» YOUR TASK: Collect all the lines that mention the word "length".
:: DATASET EXCERPTS ::
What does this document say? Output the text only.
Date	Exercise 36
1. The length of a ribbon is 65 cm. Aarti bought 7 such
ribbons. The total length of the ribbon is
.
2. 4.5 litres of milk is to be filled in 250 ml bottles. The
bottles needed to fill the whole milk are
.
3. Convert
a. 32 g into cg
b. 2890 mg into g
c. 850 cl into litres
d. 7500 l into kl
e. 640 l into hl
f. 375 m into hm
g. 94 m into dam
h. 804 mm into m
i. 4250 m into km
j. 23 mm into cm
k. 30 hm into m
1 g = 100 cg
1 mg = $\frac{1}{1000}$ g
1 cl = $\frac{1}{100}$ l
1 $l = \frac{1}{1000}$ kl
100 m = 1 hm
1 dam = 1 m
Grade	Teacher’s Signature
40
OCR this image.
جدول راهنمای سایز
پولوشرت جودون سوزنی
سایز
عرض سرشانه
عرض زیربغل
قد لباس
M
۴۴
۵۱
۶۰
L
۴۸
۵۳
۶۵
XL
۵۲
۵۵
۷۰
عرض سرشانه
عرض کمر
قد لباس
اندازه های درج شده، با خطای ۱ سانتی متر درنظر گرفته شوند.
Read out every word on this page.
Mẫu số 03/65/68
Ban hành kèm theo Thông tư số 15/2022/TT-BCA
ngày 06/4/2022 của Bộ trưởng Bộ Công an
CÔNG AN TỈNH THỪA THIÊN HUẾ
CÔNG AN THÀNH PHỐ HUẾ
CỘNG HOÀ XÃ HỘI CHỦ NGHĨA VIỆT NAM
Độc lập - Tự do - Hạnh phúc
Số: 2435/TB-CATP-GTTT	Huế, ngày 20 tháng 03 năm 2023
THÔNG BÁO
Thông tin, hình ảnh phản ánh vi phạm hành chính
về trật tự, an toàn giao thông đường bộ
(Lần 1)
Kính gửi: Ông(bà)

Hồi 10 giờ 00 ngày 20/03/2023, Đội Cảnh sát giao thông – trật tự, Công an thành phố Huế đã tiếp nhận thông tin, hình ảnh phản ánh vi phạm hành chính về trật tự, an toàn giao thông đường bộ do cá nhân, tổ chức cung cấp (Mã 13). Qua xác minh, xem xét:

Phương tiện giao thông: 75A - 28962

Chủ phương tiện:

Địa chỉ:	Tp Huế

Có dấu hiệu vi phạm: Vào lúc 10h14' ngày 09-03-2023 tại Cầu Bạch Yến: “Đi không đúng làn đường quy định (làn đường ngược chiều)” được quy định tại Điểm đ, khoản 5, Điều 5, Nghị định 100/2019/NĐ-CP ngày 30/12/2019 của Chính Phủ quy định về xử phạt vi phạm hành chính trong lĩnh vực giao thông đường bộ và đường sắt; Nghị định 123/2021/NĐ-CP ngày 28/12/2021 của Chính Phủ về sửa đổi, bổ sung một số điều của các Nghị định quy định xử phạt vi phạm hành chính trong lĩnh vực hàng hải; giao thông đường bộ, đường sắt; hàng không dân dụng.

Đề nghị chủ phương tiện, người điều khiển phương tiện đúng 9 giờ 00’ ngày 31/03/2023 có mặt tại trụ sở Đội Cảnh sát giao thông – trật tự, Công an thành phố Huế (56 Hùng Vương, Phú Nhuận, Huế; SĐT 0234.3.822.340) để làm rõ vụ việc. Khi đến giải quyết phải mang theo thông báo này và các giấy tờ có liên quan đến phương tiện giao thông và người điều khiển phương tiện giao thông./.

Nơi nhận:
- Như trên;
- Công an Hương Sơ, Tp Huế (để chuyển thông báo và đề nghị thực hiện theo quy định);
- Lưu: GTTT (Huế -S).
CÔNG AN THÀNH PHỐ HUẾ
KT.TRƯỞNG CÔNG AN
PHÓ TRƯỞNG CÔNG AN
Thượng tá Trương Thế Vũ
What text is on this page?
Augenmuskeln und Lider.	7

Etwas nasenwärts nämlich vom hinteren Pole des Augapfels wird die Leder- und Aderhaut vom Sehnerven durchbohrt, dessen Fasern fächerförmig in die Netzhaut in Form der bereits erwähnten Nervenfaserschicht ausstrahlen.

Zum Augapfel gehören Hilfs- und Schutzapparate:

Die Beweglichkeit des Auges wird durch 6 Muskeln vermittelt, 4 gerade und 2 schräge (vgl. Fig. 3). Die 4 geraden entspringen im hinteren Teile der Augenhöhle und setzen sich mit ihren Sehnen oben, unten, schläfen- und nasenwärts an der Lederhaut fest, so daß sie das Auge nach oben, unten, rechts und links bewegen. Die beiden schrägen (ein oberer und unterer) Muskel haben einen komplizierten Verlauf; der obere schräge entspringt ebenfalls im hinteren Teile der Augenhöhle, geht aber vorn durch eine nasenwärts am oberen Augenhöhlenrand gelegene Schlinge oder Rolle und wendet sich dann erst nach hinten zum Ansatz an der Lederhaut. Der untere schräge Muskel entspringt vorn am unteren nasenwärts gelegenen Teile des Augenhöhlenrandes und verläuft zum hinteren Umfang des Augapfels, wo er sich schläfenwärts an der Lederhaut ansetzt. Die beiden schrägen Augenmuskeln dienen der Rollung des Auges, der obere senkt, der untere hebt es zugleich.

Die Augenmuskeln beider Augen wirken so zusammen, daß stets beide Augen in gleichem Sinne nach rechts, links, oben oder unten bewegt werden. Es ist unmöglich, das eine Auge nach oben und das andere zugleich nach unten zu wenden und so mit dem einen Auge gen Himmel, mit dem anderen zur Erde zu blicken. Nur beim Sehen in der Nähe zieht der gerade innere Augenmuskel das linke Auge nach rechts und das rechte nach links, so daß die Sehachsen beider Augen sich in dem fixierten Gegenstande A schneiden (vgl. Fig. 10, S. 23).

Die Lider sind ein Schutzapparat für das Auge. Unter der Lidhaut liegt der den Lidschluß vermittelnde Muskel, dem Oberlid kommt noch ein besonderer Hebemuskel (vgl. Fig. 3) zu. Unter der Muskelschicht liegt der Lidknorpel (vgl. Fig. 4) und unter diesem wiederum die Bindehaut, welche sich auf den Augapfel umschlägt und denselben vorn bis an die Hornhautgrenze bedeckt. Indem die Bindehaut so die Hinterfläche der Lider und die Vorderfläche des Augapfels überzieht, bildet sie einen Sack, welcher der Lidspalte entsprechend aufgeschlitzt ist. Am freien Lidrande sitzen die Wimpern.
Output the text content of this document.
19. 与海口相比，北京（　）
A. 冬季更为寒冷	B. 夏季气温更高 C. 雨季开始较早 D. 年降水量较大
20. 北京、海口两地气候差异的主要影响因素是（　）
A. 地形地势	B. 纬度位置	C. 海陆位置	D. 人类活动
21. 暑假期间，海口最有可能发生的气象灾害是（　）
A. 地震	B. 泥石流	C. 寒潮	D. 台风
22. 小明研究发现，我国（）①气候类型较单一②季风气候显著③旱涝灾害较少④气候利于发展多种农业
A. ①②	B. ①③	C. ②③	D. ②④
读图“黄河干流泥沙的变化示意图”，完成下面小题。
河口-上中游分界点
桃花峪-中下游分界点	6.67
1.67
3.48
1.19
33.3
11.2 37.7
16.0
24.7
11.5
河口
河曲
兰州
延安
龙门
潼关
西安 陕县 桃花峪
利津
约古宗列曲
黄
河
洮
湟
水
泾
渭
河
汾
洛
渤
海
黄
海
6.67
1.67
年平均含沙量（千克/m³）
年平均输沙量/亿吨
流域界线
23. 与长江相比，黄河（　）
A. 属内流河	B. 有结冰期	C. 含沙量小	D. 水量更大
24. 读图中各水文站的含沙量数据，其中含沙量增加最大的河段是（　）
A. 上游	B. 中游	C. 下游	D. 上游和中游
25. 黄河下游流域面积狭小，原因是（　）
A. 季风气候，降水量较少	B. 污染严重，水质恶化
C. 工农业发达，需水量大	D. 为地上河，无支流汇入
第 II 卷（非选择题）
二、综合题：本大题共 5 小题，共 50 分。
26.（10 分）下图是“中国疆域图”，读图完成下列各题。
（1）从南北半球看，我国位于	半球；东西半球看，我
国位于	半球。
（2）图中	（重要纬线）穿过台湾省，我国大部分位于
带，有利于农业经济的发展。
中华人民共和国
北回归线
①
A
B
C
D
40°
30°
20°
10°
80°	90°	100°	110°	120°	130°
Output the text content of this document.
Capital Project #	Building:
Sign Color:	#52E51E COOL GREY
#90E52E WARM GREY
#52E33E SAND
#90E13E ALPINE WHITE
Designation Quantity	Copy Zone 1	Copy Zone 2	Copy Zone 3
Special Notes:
:::
» FINAL RESULT:
1. The length of a ribbon is 65 cm. Aarti bought 7 such
ribbons. The total length of the ribbon is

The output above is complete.